[Dataset excerpts]

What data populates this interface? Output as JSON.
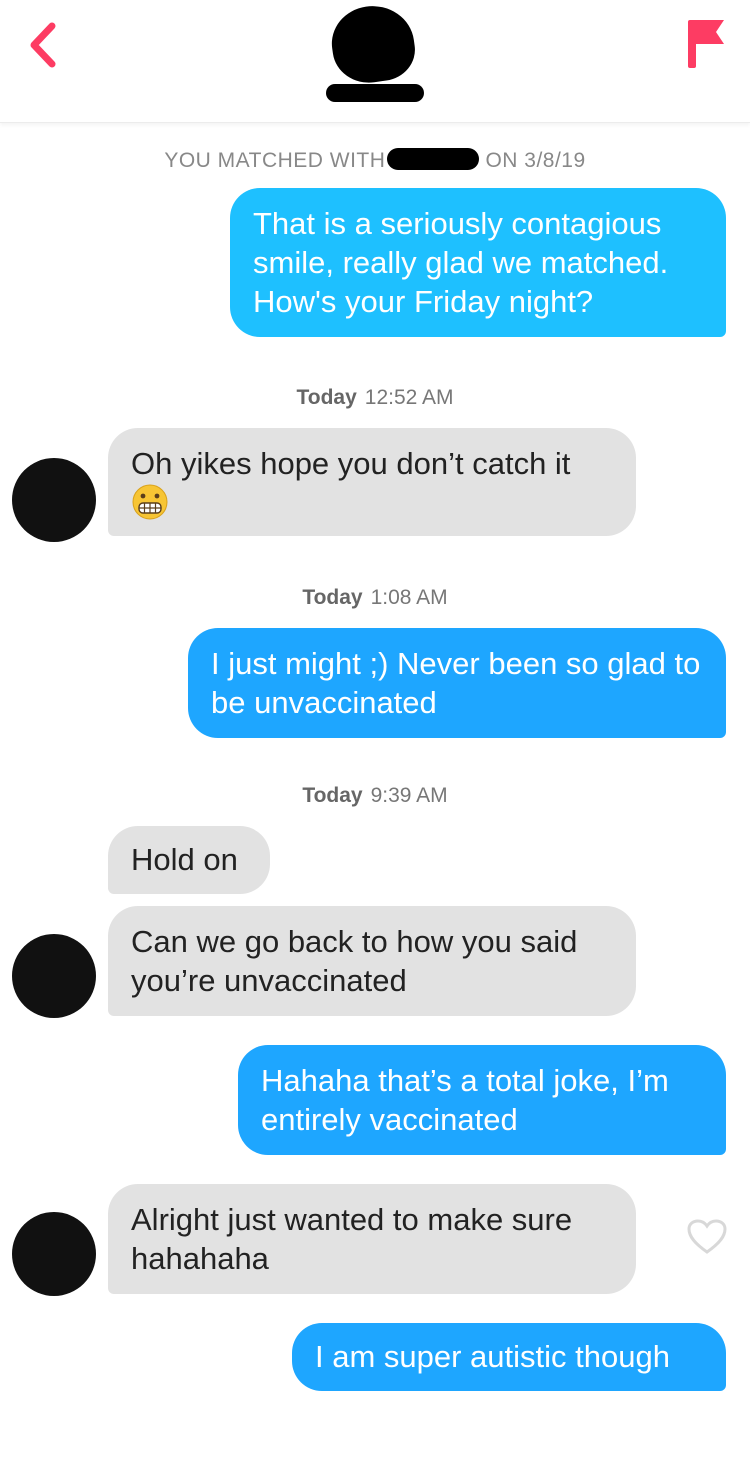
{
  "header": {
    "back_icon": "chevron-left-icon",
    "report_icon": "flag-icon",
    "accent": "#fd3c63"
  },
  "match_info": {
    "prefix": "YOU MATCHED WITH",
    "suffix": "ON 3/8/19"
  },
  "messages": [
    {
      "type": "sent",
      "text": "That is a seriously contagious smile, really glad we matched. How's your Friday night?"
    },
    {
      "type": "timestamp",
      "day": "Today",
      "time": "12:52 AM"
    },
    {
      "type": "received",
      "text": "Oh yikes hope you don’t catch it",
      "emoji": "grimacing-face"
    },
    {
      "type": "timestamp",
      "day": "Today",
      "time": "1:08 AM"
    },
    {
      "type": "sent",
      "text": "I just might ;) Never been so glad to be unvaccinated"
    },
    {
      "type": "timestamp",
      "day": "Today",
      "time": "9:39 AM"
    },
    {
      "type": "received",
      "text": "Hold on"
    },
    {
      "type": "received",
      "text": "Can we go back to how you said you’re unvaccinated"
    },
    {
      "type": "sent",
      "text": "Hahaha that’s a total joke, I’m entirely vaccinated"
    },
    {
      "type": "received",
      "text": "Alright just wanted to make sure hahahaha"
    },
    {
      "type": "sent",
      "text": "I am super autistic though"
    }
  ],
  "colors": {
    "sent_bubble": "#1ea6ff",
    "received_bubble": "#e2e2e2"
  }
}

...

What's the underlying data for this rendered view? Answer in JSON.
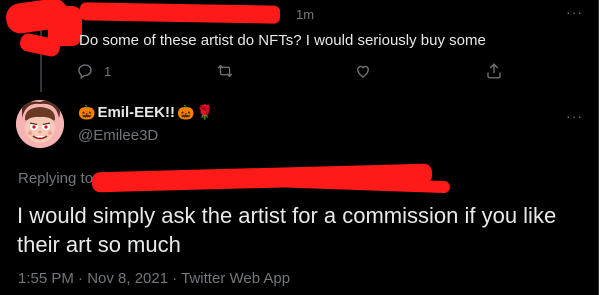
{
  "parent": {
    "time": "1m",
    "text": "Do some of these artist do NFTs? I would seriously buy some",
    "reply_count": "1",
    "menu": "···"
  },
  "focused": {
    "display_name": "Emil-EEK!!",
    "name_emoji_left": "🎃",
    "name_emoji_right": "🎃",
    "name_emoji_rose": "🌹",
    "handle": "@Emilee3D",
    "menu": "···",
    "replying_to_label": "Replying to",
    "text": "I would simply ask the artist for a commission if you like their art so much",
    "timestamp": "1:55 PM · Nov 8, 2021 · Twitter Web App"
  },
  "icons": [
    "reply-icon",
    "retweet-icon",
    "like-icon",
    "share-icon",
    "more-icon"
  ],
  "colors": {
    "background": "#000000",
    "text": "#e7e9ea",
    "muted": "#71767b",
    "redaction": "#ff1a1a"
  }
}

## WRITTEN PROBLEM
Within the records, how many lines include "unvaccinated"? The answer is the number and nothing else.

## REPLY
2